** start of Dataset records **

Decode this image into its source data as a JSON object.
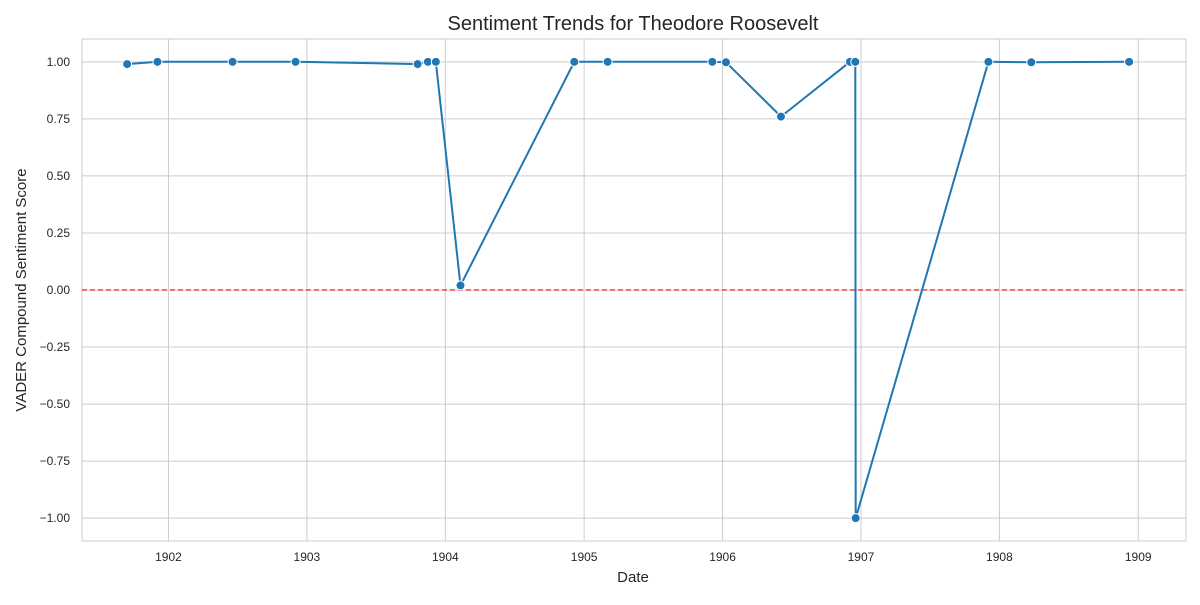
{
  "chart_data": {
    "type": "line",
    "title": "Sentiment Trends for Theodore Roosevelt",
    "xlabel": "Date",
    "ylabel": "VADER Compound Sentiment Score",
    "xlim": [
      "1901-05-18",
      "1909-05-07"
    ],
    "ylim": [
      -1.1,
      1.1
    ],
    "x_ticks": [
      "1902",
      "1903",
      "1904",
      "1905",
      "1906",
      "1907",
      "1908",
      "1909"
    ],
    "y_ticks": [
      "1.00",
      "0.75",
      "0.50",
      "0.25",
      "0.00",
      "−0.25",
      "−0.50",
      "−0.75",
      "−1.00"
    ],
    "y_tick_values": [
      1.0,
      0.75,
      0.5,
      0.25,
      0.0,
      -0.25,
      -0.5,
      -0.75,
      -1.0
    ],
    "grid": true,
    "reference_line": {
      "y": 0.0,
      "style": "dashed",
      "color": "#e02020"
    },
    "series": [
      {
        "color": "#1f77b4",
        "x": [
          "1901-09-14",
          "1901-12-03",
          "1902-06-19",
          "1902-12-02",
          "1903-10-20",
          "1903-11-16",
          "1903-12-07",
          "1904-02-10",
          "1904-12-06",
          "1905-03-04",
          "1905-12-05",
          "1906-01-10",
          "1906-06-04",
          "1906-12-03",
          "1906-12-17",
          "1906-12-18",
          "1907-12-03",
          "1908-03-25",
          "1908-12-08"
        ],
        "values": [
          0.99,
          1.0,
          1.0,
          1.0,
          0.99,
          1.0,
          1.0,
          0.02,
          1.0,
          1.0,
          1.0,
          0.998,
          0.76,
          1.0,
          1.0,
          -1.0,
          1.0,
          0.998,
          1.0
        ]
      }
    ]
  }
}
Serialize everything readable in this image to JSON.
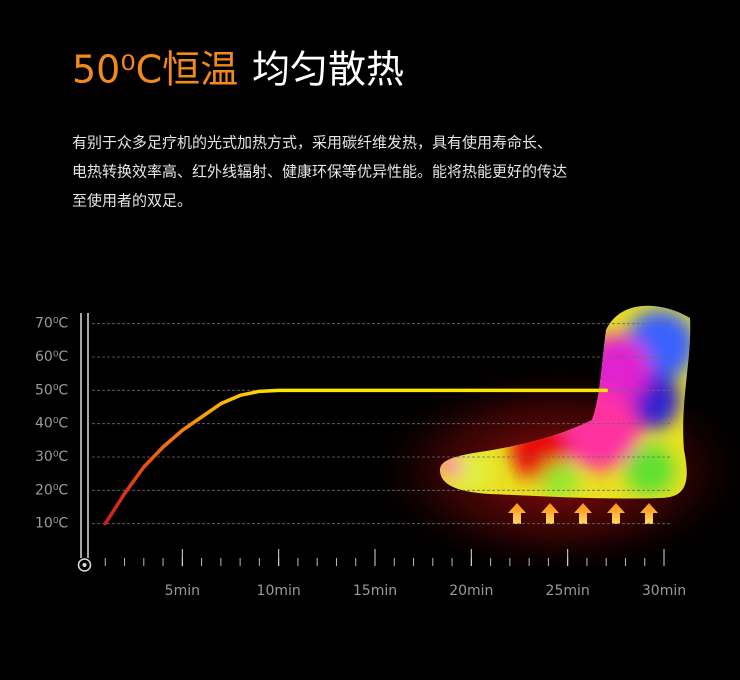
{
  "chart_data": {
    "type": "line",
    "title": [
      "50⁰C恒温",
      "均匀散热"
    ],
    "description": [
      "有别于众多足疗机的光式加热方式，采用碳纤维发热，具有使用寿命长、",
      "电热转换效率高、红外线辐射、健康环保等优异性能。能将热能更好的传达",
      "至使用者的双足。"
    ],
    "x": [
      1,
      2,
      3,
      4,
      5,
      6,
      7,
      8,
      9,
      10,
      27
    ],
    "values": [
      10,
      19,
      27,
      33,
      38,
      42,
      46,
      48.5,
      49.7,
      50,
      50
    ],
    "colors": [
      "#d21a1a",
      "#f06a10",
      "#ffb400",
      "#ffe600"
    ],
    "xlim": [
      0,
      30
    ],
    "ylim": [
      0,
      75
    ],
    "xticks": [
      {
        "value": 5,
        "label": "5min"
      },
      {
        "value": 10,
        "label": "10min"
      },
      {
        "value": 15,
        "label": "15min"
      },
      {
        "value": 20,
        "label": "20min"
      },
      {
        "value": 25,
        "label": "25min"
      },
      {
        "value": 30,
        "label": "30min"
      }
    ],
    "yticks": [
      {
        "value": 10,
        "label": "10⁰C"
      },
      {
        "value": 20,
        "label": "20⁰C"
      },
      {
        "value": 30,
        "label": "30⁰C"
      },
      {
        "value": 40,
        "label": "40⁰C"
      },
      {
        "value": 50,
        "label": "50⁰C"
      },
      {
        "value": 60,
        "label": "60⁰C"
      },
      {
        "value": 70,
        "label": "70⁰C"
      }
    ],
    "grid": true
  }
}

** end of Dataset records **

→ **Directions**: Do not copy the pictures, but repeat every line exactly.

→ **Written solution**:
Decode this image into its source data as a JSON object.
{
  "chart_data": {
    "type": "line",
    "title": "Sentiment Trends for Theodore Roosevelt",
    "xlabel": "Date",
    "ylabel": "VADER Compound Sentiment Score",
    "xlim": [
      "1901-05-18",
      "1909-05-07"
    ],
    "ylim": [
      -1.1,
      1.1
    ],
    "x_ticks": [
      "1902",
      "1903",
      "1904",
      "1905",
      "1906",
      "1907",
      "1908",
      "1909"
    ],
    "y_ticks": [
      "1.00",
      "0.75",
      "0.50",
      "0.25",
      "0.00",
      "−0.25",
      "−0.50",
      "−0.75",
      "−1.00"
    ],
    "y_tick_values": [
      1.0,
      0.75,
      0.5,
      0.25,
      0.0,
      -0.25,
      -0.5,
      -0.75,
      -1.0
    ],
    "grid": true,
    "reference_line": {
      "y": 0.0,
      "style": "dashed",
      "color": "#e02020"
    },
    "series": [
      {
        "color": "#1f77b4",
        "x": [
          "1901-09-14",
          "1901-12-03",
          "1902-06-19",
          "1902-12-02",
          "1903-10-20",
          "1903-11-16",
          "1903-12-07",
          "1904-02-10",
          "1904-12-06",
          "1905-03-04",
          "1905-12-05",
          "1906-01-10",
          "1906-06-04",
          "1906-12-03",
          "1906-12-17",
          "1906-12-18",
          "1907-12-03",
          "1908-03-25",
          "1908-12-08"
        ],
        "values": [
          0.99,
          1.0,
          1.0,
          1.0,
          0.99,
          1.0,
          1.0,
          0.02,
          1.0,
          1.0,
          1.0,
          0.998,
          0.76,
          1.0,
          1.0,
          -1.0,
          1.0,
          0.998,
          1.0
        ]
      }
    ]
  }
}
Serialize everything readable in this image to JSON.
{
  "chart_data": {
    "type": "line",
    "title": [
      "50⁰C恒温",
      "均匀散热"
    ],
    "description": [
      "有别于众多足疗机的光式加热方式，采用碳纤维发热，具有使用寿命长、",
      "电热转换效率高、红外线辐射、健康环保等优异性能。能将热能更好的传达",
      "至使用者的双足。"
    ],
    "x": [
      1,
      2,
      3,
      4,
      5,
      6,
      7,
      8,
      9,
      10,
      27
    ],
    "values": [
      10,
      19,
      27,
      33,
      38,
      42,
      46,
      48.5,
      49.7,
      50,
      50
    ],
    "colors": [
      "#d21a1a",
      "#f06a10",
      "#ffb400",
      "#ffe600"
    ],
    "xlim": [
      0,
      30
    ],
    "ylim": [
      0,
      75
    ],
    "xticks": [
      {
        "value": 5,
        "label": "5min"
      },
      {
        "value": 10,
        "label": "10min"
      },
      {
        "value": 15,
        "label": "15min"
      },
      {
        "value": 20,
        "label": "20min"
      },
      {
        "value": 25,
        "label": "25min"
      },
      {
        "value": 30,
        "label": "30min"
      }
    ],
    "yticks": [
      {
        "value": 10,
        "label": "10⁰C"
      },
      {
        "value": 20,
        "label": "20⁰C"
      },
      {
        "value": 30,
        "label": "30⁰C"
      },
      {
        "value": 40,
        "label": "40⁰C"
      },
      {
        "value": 50,
        "label": "50⁰C"
      },
      {
        "value": 60,
        "label": "60⁰C"
      },
      {
        "value": 70,
        "label": "70⁰C"
      }
    ],
    "grid": true
  }
}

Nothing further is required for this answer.